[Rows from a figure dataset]
## START

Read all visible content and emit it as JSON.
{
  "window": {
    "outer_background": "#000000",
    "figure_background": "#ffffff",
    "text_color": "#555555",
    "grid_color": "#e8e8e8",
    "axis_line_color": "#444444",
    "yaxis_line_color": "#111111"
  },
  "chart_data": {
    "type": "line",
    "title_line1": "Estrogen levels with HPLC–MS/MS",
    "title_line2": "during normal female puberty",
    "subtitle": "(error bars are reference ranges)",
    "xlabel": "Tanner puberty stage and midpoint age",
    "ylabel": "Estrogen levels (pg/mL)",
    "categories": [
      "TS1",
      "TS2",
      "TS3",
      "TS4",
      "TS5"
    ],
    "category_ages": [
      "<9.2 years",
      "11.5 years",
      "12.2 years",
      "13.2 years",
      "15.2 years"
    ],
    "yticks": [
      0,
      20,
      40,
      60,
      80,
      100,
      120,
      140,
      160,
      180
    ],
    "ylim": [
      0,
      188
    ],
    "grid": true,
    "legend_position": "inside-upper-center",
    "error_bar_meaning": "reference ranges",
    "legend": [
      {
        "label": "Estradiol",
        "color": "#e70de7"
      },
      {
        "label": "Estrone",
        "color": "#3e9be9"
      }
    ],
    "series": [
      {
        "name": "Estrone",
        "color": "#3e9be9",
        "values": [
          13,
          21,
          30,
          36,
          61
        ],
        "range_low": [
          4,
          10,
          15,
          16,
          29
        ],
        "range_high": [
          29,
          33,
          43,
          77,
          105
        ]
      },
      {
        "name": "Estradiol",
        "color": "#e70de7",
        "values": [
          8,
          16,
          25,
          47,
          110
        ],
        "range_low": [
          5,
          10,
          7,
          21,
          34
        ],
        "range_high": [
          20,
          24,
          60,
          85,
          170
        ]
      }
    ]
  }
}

## END

## Directive
Go through the material above line by line and copy it exactly.

## Task response
Read all visible content and emit it as JSON.
{
  "window": {
    "outer_background": "#000000",
    "figure_background": "#ffffff",
    "text_color": "#555555",
    "grid_color": "#e8e8e8",
    "axis_line_color": "#444444",
    "yaxis_line_color": "#111111"
  },
  "chart_data": {
    "type": "line",
    "title_line1": "Estrogen levels with HPLC–MS/MS",
    "title_line2": "during normal female puberty",
    "subtitle": "(error bars are reference ranges)",
    "xlabel": "Tanner puberty stage and midpoint age",
    "ylabel": "Estrogen levels (pg/mL)",
    "categories": [
      "TS1",
      "TS2",
      "TS3",
      "TS4",
      "TS5"
    ],
    "category_ages": [
      "<9.2 years",
      "11.5 years",
      "12.2 years",
      "13.2 years",
      "15.2 years"
    ],
    "yticks": [
      0,
      20,
      40,
      60,
      80,
      100,
      120,
      140,
      160,
      180
    ],
    "ylim": [
      0,
      188
    ],
    "grid": true,
    "legend_position": "inside-upper-center",
    "error_bar_meaning": "reference ranges",
    "legend": [
      {
        "label": "Estradiol",
        "color": "#e70de7"
      },
      {
        "label": "Estrone",
        "color": "#3e9be9"
      }
    ],
    "series": [
      {
        "name": "Estrone",
        "color": "#3e9be9",
        "values": [
          13,
          21,
          30,
          36,
          61
        ],
        "range_low": [
          4,
          10,
          15,
          16,
          29
        ],
        "range_high": [
          29,
          33,
          43,
          77,
          105
        ]
      },
      {
        "name": "Estradiol",
        "color": "#e70de7",
        "values": [
          8,
          16,
          25,
          47,
          110
        ],
        "range_low": [
          5,
          10,
          7,
          21,
          34
        ],
        "range_high": [
          20,
          24,
          60,
          85,
          170
        ]
      }
    ]
  }
}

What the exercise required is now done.